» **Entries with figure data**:
** START **

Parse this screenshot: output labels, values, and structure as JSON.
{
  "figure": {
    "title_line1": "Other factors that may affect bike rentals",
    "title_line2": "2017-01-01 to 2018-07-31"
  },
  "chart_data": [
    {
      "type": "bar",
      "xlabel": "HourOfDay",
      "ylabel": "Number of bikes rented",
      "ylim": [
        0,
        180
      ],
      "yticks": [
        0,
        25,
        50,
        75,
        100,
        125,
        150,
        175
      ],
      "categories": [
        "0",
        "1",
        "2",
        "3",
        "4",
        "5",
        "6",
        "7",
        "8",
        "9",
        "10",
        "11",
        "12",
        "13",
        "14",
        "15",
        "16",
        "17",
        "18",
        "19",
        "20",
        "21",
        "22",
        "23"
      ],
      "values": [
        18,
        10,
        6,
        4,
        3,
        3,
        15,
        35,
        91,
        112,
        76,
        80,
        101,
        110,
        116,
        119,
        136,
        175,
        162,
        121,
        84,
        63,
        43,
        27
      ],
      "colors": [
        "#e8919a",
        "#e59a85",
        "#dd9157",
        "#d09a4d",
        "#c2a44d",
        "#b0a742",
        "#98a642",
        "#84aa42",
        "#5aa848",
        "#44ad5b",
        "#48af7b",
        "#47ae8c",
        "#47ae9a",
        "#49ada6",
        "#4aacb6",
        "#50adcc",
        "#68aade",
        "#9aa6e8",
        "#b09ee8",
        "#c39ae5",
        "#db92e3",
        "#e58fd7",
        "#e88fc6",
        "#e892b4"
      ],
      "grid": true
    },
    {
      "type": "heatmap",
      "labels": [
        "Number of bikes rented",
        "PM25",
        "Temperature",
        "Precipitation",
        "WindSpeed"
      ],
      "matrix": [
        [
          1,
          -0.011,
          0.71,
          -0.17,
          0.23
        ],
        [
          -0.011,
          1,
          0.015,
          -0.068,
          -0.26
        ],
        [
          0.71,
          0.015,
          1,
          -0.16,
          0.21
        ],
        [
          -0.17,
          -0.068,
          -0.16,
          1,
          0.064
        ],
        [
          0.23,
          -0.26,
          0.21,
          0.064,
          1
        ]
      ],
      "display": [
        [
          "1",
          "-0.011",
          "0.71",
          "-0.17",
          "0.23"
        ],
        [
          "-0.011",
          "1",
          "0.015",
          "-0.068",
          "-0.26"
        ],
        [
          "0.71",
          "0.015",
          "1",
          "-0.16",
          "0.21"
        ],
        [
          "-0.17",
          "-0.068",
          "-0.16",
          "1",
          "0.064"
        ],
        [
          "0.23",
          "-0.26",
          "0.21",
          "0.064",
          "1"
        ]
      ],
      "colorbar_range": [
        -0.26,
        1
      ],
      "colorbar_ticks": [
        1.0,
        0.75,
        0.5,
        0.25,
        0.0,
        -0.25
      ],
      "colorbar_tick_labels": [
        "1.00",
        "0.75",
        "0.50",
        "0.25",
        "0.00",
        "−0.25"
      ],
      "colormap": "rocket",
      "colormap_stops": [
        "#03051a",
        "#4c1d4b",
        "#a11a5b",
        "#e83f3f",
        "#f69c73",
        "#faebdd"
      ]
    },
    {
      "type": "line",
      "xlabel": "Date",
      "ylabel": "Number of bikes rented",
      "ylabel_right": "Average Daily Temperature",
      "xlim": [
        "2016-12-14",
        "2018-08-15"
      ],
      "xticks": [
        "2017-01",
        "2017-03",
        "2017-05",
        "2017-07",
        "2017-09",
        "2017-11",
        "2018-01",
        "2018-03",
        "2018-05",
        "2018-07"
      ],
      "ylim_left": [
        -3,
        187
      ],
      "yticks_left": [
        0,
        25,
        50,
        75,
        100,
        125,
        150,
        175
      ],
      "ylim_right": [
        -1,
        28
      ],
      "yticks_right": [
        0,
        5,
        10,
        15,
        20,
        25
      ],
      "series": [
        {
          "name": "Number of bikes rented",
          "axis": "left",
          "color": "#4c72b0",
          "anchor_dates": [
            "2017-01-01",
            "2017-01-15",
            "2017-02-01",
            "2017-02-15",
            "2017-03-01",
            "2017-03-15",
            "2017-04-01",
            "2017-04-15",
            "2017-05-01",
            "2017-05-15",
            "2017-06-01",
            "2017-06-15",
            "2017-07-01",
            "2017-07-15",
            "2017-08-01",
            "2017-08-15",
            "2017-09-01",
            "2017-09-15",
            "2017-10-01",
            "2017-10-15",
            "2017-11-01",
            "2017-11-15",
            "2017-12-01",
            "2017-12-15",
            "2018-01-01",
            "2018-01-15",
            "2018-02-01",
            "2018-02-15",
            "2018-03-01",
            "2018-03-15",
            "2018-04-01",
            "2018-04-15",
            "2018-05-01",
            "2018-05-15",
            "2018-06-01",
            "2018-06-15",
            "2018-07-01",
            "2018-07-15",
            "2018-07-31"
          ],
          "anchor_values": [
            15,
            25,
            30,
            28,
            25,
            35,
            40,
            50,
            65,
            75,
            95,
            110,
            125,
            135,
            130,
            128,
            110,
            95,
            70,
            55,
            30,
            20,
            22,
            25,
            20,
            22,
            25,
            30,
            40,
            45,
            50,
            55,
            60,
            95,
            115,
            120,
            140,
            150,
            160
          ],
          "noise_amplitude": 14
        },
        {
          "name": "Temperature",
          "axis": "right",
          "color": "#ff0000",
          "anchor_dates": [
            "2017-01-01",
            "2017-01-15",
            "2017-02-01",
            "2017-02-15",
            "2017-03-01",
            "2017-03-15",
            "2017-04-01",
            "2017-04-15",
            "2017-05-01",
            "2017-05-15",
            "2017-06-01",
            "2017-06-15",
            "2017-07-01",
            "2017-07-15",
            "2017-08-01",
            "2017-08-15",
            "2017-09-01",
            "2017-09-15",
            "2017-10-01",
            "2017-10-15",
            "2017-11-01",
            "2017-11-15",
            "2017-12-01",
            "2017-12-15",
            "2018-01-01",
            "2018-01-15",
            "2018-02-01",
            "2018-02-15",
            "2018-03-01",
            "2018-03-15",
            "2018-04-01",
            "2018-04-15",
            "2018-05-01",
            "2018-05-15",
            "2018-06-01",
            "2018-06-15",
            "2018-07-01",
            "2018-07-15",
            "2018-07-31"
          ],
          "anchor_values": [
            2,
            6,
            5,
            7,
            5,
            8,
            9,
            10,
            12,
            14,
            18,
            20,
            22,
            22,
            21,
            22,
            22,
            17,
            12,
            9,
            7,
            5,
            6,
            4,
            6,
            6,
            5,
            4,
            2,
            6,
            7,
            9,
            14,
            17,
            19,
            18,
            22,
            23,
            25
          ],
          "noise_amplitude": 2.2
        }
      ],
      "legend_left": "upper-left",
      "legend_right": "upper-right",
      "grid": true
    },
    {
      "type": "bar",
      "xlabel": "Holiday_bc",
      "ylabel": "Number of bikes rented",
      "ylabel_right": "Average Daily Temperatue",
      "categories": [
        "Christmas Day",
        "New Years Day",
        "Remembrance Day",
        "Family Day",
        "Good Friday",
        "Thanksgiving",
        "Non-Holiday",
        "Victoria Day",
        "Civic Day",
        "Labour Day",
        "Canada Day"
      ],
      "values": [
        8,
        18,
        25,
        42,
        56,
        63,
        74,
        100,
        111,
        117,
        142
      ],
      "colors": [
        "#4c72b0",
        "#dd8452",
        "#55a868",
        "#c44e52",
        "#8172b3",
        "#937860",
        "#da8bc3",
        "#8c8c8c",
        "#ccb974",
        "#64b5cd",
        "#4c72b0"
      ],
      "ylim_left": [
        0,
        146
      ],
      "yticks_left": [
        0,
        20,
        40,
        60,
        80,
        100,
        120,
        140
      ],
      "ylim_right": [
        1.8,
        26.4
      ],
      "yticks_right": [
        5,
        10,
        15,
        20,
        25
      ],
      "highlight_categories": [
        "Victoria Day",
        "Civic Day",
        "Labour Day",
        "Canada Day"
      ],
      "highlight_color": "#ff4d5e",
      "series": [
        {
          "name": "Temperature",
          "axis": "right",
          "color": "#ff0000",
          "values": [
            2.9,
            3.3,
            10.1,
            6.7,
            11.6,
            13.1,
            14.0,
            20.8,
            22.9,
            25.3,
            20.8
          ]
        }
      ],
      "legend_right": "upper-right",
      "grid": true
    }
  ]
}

** END **

» **Do this**: The word "Average" may turn up on some lines of these records; say how many, with no other words.

» **Task answer**: 2